* **What is being asked**
Quote every one of the lines below word for word, leaving out the pictures.

Lines in a dataset
----------------------------------------

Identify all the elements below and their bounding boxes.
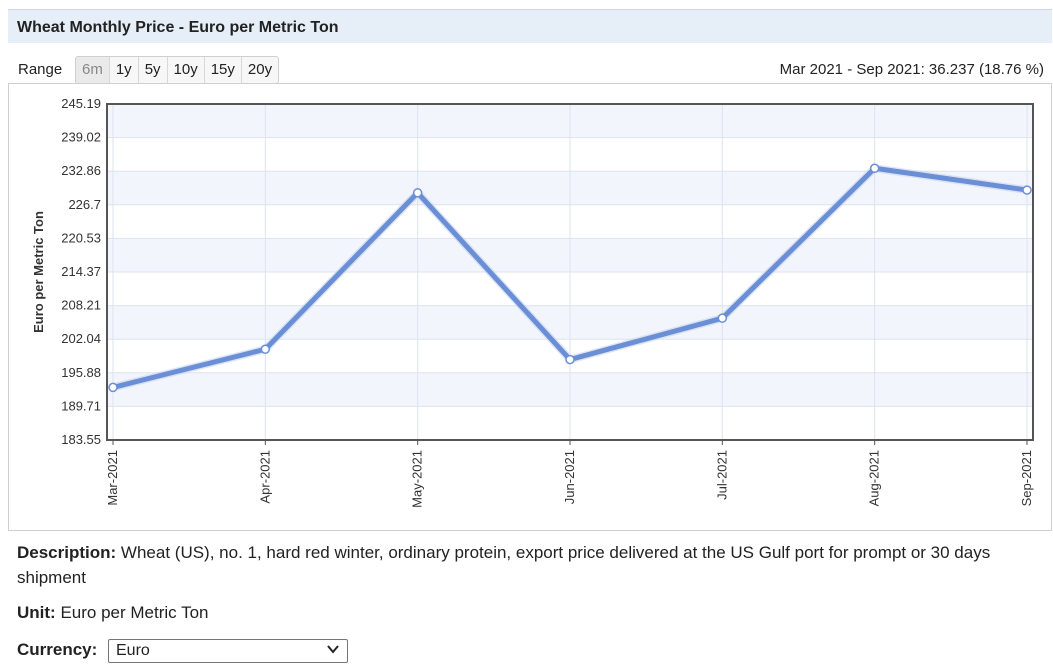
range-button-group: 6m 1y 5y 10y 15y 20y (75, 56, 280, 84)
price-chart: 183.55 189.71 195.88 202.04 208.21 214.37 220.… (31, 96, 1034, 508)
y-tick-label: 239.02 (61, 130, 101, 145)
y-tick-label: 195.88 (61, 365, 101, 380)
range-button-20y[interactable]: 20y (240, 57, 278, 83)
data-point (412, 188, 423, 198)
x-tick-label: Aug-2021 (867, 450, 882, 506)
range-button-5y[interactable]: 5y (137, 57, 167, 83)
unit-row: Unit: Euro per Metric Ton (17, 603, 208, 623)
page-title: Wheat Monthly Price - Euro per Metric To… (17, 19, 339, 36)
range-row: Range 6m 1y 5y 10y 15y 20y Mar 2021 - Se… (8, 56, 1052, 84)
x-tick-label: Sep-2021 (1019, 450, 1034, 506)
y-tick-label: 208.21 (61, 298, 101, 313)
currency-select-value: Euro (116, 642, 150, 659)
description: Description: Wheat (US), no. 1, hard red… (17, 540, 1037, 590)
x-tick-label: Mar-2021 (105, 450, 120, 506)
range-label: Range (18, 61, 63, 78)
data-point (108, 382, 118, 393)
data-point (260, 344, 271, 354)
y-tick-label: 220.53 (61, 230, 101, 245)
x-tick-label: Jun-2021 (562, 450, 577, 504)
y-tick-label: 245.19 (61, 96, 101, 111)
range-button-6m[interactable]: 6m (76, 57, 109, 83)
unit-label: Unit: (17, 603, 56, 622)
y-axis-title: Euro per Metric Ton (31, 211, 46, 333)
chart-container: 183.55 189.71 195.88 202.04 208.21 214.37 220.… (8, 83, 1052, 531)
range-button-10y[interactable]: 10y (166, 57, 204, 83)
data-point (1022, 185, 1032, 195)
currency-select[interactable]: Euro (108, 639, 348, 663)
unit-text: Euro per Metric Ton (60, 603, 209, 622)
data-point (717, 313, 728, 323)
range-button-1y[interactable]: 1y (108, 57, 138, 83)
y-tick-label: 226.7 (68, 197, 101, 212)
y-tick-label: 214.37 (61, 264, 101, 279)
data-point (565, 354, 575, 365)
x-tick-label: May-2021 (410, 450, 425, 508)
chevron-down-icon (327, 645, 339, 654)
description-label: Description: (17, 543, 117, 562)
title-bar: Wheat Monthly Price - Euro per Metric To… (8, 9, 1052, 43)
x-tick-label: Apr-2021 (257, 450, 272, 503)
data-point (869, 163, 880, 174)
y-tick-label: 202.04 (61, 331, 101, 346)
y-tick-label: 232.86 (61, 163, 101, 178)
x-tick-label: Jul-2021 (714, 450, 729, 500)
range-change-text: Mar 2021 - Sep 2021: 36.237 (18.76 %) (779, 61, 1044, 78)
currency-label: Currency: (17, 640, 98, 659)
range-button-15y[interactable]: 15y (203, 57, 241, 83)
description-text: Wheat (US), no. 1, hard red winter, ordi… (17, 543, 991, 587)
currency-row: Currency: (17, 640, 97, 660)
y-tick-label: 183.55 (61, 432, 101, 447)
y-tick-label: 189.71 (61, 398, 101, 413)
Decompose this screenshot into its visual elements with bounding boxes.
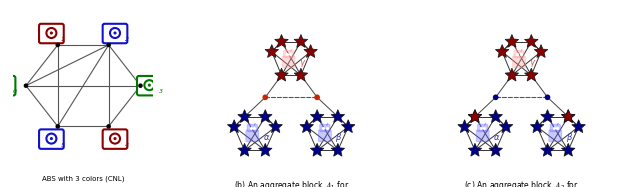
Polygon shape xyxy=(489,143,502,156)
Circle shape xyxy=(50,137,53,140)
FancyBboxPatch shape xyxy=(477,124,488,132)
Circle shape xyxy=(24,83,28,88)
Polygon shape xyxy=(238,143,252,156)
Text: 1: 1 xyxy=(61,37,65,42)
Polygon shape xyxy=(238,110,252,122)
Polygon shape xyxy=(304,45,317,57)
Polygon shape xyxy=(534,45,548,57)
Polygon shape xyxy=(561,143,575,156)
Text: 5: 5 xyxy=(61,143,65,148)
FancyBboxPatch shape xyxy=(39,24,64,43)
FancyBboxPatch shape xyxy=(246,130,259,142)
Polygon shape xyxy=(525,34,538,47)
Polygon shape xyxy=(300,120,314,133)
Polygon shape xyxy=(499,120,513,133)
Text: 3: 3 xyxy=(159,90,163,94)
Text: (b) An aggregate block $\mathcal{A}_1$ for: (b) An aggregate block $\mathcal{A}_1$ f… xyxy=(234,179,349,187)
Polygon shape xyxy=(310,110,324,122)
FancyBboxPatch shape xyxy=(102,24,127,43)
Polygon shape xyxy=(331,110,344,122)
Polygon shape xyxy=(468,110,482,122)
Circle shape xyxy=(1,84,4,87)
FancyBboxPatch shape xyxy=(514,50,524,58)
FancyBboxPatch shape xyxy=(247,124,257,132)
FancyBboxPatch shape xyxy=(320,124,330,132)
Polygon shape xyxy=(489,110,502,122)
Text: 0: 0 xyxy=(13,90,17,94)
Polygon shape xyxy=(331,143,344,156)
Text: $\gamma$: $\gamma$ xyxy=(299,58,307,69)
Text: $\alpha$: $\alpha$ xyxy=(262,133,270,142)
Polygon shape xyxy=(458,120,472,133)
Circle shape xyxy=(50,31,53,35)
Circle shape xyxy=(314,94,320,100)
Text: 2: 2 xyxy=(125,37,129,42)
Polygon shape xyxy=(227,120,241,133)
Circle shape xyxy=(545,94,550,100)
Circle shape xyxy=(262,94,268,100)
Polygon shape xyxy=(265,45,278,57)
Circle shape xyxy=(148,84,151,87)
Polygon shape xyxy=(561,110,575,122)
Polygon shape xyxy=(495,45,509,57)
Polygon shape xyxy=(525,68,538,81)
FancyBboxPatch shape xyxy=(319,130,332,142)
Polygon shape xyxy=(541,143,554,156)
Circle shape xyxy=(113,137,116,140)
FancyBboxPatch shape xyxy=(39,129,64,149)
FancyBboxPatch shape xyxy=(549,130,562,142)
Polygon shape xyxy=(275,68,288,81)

----------------------------------------

* **Correct result**
Identify all the elements below and their bounding boxes.
range-button-group: 6m 1y 5y 10y 15y 20y (75, 56, 280, 84)
price-chart: 183.55 189.71 195.88 202.04 208.21 214.37 220.… (31, 96, 1034, 508)
y-tick-label: 239.02 (61, 130, 101, 145)
y-tick-label: 195.88 (61, 365, 101, 380)
range-button-20y[interactable]: 20y (240, 57, 278, 83)
data-point (412, 188, 423, 198)
x-tick-label: Aug-2021 (867, 450, 882, 506)
range-button-5y[interactable]: 5y (137, 57, 167, 83)
unit-row: Unit: Euro per Metric Ton (17, 603, 208, 623)
page-title: Wheat Monthly Price - Euro per Metric To… (17, 19, 339, 36)
range-row: Range 6m 1y 5y 10y 15y 20y Mar 2021 - Se… (8, 56, 1052, 84)
x-tick-label: Sep-2021 (1019, 450, 1034, 506)
y-tick-label: 208.21 (61, 298, 101, 313)
currency-select-value: Euro (116, 642, 150, 659)
description: Description: Wheat (US), no. 1, hard red… (17, 540, 1037, 590)
x-tick-label: Mar-2021 (105, 450, 120, 506)
range-label: Range (18, 61, 63, 78)
data-point (108, 382, 118, 393)
data-point (260, 344, 271, 354)
y-tick-label: 220.53 (61, 230, 101, 245)
x-tick-label: Jun-2021 (562, 450, 577, 504)
y-tick-label: 245.19 (61, 96, 101, 111)
range-button-6m[interactable]: 6m (76, 57, 109, 83)
unit-label: Unit: (17, 603, 56, 622)
y-axis-title: Euro per Metric Ton (31, 211, 46, 333)
chart-container: 183.55 189.71 195.88 202.04 208.21 214.37 220.… (8, 83, 1052, 531)
range-button-10y[interactable]: 10y (166, 57, 204, 83)
data-point (1022, 185, 1032, 195)
currency-select[interactable]: Euro (108, 639, 348, 663)
unit-text: Euro per Metric Ton (60, 603, 209, 622)
data-point (717, 313, 728, 323)
range-button-1y[interactable]: 1y (108, 57, 138, 83)
y-tick-label: 226.7 (68, 197, 101, 212)
y-tick-label: 214.37 (61, 264, 101, 279)
data-point (565, 354, 575, 365)
x-tick-label: May-2021 (410, 450, 425, 508)
chevron-down-icon (327, 645, 339, 654)
description-label: Description: (17, 543, 117, 562)
title-bar: Wheat Monthly Price - Euro per Metric To… (8, 9, 1052, 43)
x-tick-label: Apr-2021 (257, 450, 272, 503)
data-point (869, 163, 880, 174)
y-tick-label: 202.04 (61, 331, 101, 346)
y-tick-label: 232.86 (61, 163, 101, 178)
x-tick-label: Jul-2021 (714, 450, 729, 500)
range-change-text: Mar 2021 - Sep 2021: 36.237 (18.76 %) (779, 61, 1044, 78)
currency-label: Currency: (17, 640, 98, 659)
range-button-15y[interactable]: 15y (203, 57, 241, 83)
description-text: Wheat (US), no. 1, hard red winter, ordi… (17, 543, 991, 587)
currency-row: Currency: (17, 640, 97, 660)
y-tick-label: 183.55 (61, 432, 101, 447)
y-tick-label: 189.71 (61, 398, 101, 413)
Decompose this screenshot into its visual elements with bounding boxes.
Polygon shape xyxy=(489,143,502,156)
Circle shape xyxy=(50,137,53,140)
FancyBboxPatch shape xyxy=(477,124,488,132)
Circle shape xyxy=(24,83,28,88)
Polygon shape xyxy=(238,143,252,156)
Text: 1: 1 xyxy=(61,37,65,42)
Polygon shape xyxy=(238,110,252,122)
Polygon shape xyxy=(304,45,317,57)
Polygon shape xyxy=(534,45,548,57)
Polygon shape xyxy=(561,143,575,156)
Text: 5: 5 xyxy=(61,143,65,148)
FancyBboxPatch shape xyxy=(39,24,64,43)
FancyBboxPatch shape xyxy=(246,130,259,142)
Polygon shape xyxy=(525,34,538,47)
Polygon shape xyxy=(300,120,314,133)
Polygon shape xyxy=(499,120,513,133)
Text: 3: 3 xyxy=(159,90,163,94)
Text: (b) An aggregate block $\mathcal{A}_1$ for: (b) An aggregate block $\mathcal{A}_1$ f… xyxy=(234,179,349,187)
Polygon shape xyxy=(310,110,324,122)
FancyBboxPatch shape xyxy=(102,24,127,43)
Polygon shape xyxy=(331,110,344,122)
Polygon shape xyxy=(468,110,482,122)
Circle shape xyxy=(1,84,4,87)
FancyBboxPatch shape xyxy=(514,50,524,58)
FancyBboxPatch shape xyxy=(247,124,257,132)
FancyBboxPatch shape xyxy=(320,124,330,132)
Polygon shape xyxy=(489,110,502,122)
Text: 0: 0 xyxy=(13,90,17,94)
Polygon shape xyxy=(331,143,344,156)
Text: $\gamma$: $\gamma$ xyxy=(299,58,307,69)
Text: $\alpha$: $\alpha$ xyxy=(262,133,270,142)
Polygon shape xyxy=(458,120,472,133)
Circle shape xyxy=(50,31,53,35)
Circle shape xyxy=(314,94,320,100)
Text: 2: 2 xyxy=(125,37,129,42)
Polygon shape xyxy=(227,120,241,133)
Circle shape xyxy=(545,94,550,100)
Circle shape xyxy=(262,94,268,100)
Polygon shape xyxy=(265,45,278,57)
Circle shape xyxy=(148,84,151,87)
Polygon shape xyxy=(561,110,575,122)
Polygon shape xyxy=(495,45,509,57)
Polygon shape xyxy=(525,68,538,81)
FancyBboxPatch shape xyxy=(319,130,332,142)
Polygon shape xyxy=(541,143,554,156)
Circle shape xyxy=(113,137,116,140)
FancyBboxPatch shape xyxy=(39,129,64,149)
FancyBboxPatch shape xyxy=(549,130,562,142)
Polygon shape xyxy=(275,68,288,81)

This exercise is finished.